# [Data excerpts]
....
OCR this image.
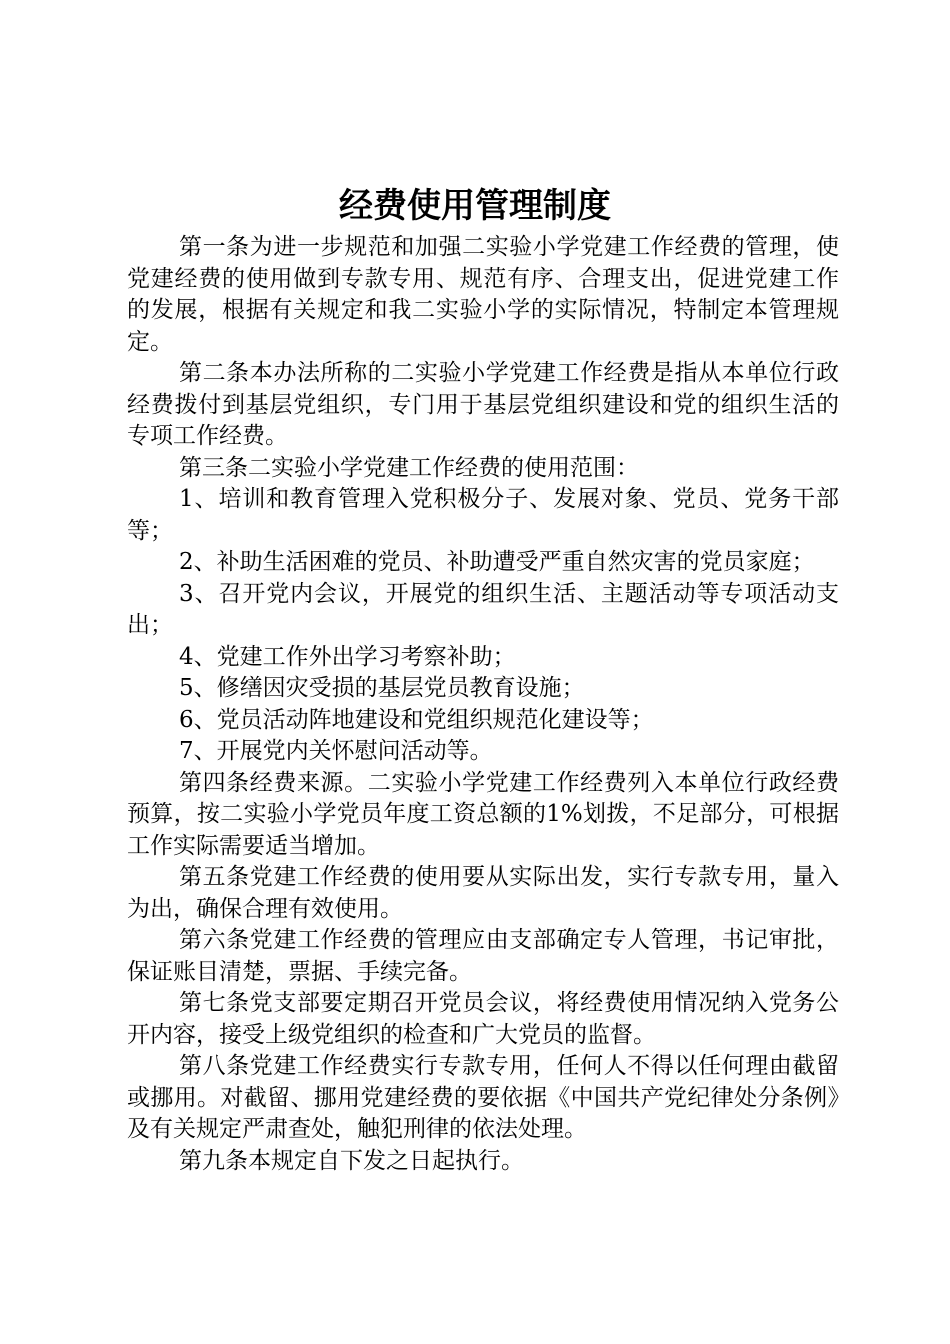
经费使用管理制度

第一条为进一步规范和加强二实验小学党建工作经费的管理，使党建经费的使用做到专款专用、规范有序、合理支出，促进党建工作的发展，根据有关规定和我二实验小学的实际情况，特制定本管理规定。

第二条本办法所称的二实验小学党建工作经费是指从本单位行政经费拨付到基层党组织，专门用于基层党组织建设和党的组织生活的专项工作经费。

第三条二实验小学党建工作经费的使用范围：

1、培训和教育管理入党积极分子、发展对象、党员、党务干部等；

2、补助生活困难的党员、补助遭受严重自然灾害的党员家庭；

3、召开党内会议，开展党的组织生活、主题活动等专项活动支出；

4、党建工作外出学习考察补助；

5、修缮因灾受损的基层党员教育设施；

6、党员活动阵地建设和党组织规范化建设等；

7、开展党内关怀慰问活动等。

第四条经费来源。二实验小学党建工作经费列入本单位行政经费预算，按二实验小学党员年度工资总额的1%划拨，不足部分，可根据工作实际需要适当增加。

第五条党建工作经费的使用要从实际出发，实行专款专用，量入为出，确保合理有效使用。

第六条党建工作经费的管理应由支部确定专人管理，书记审批，保证账目清楚，票据、手续完备。

第七条党支部要定期召开党员会议，将经费使用情况纳入党务公开内容，接受上级党组织的检查和广大党员的监督。

第八条党建工作经费实行专款专用，任何人不得以任何理由截留或挪用。对截留、挪用党建经费的要依据《中国共产党纪律处分条例》及有关规定严肃查处，触犯刑律的依法处理。

第九条本规定自下发之日起执行。
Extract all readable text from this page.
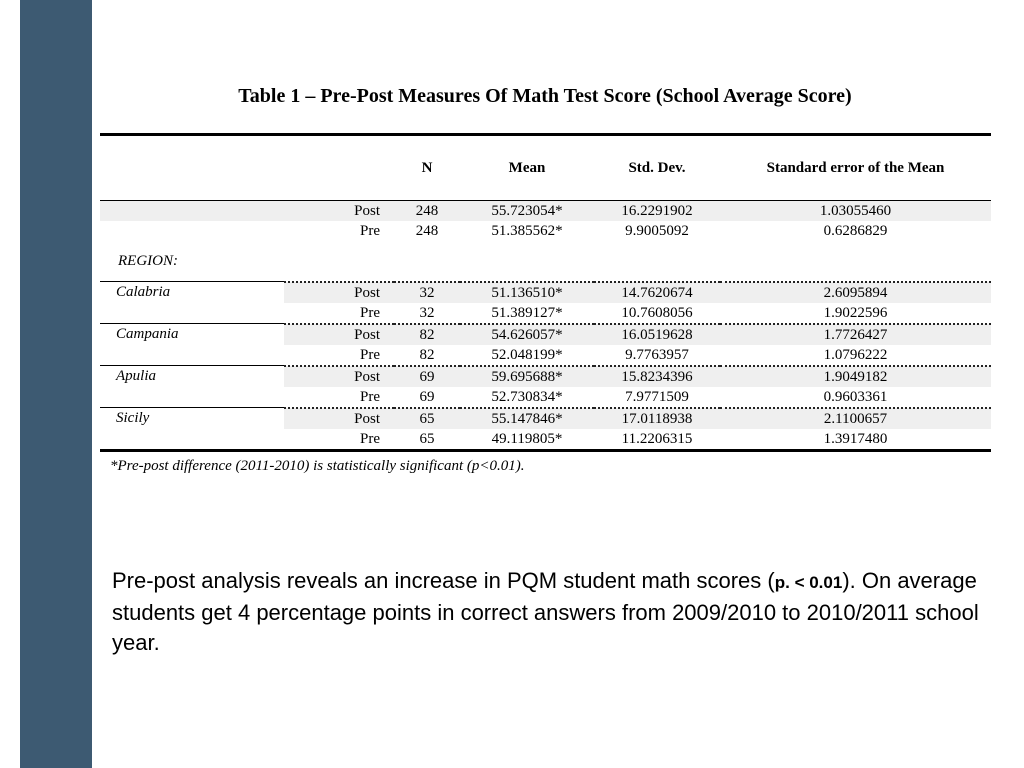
Table 1 – Pre-Post Measures Of Math Test Score (School Average Score)
		N	Mean	Std. Dev.	Standard error of the Mean
	Post	248	55.723054*	16.2291902	1.03055460
	Pre	248	51.385562*	9.9005092	0.6286829
REGION:					
Calabria	Post	32	51.136510*	14.7620674	2.6095894
	Pre	32	51.389127*	10.7608056	1.9022596
Campania	Post	82	54.626057*	16.0519628	1.7726427
	Pre	82	52.048199*	9.7763957	1.0796222
Apulia	Post	69	59.695688*	15.8234396	1.9049182
	Pre	69	52.730834*	7.9771509	0.9603361
Sicily	Post	65	55.147846*	17.0118938	2.1100657
	Pre	65	49.119805*	11.2206315	1.3917480
*Pre-post difference (2011-2010) is statistically significant (p<0.01).
Pre-post analysis reveals an increase in PQM student math scores (p. < 0.01). On average students get 4 percentage points in correct answers from 2009/2010 to 2010/2011 school year.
....
# [Directions]
Pick out the lines above containing the word "from", then copy them.

# [Solution to this exercise]
Extract all readable text from this page.
Pre-post analysis reveals an increase in PQM student math scores (p. < 0.01). On average students get 4 percentage points in correct answers from 2009/2010 to 2010/2011 school year.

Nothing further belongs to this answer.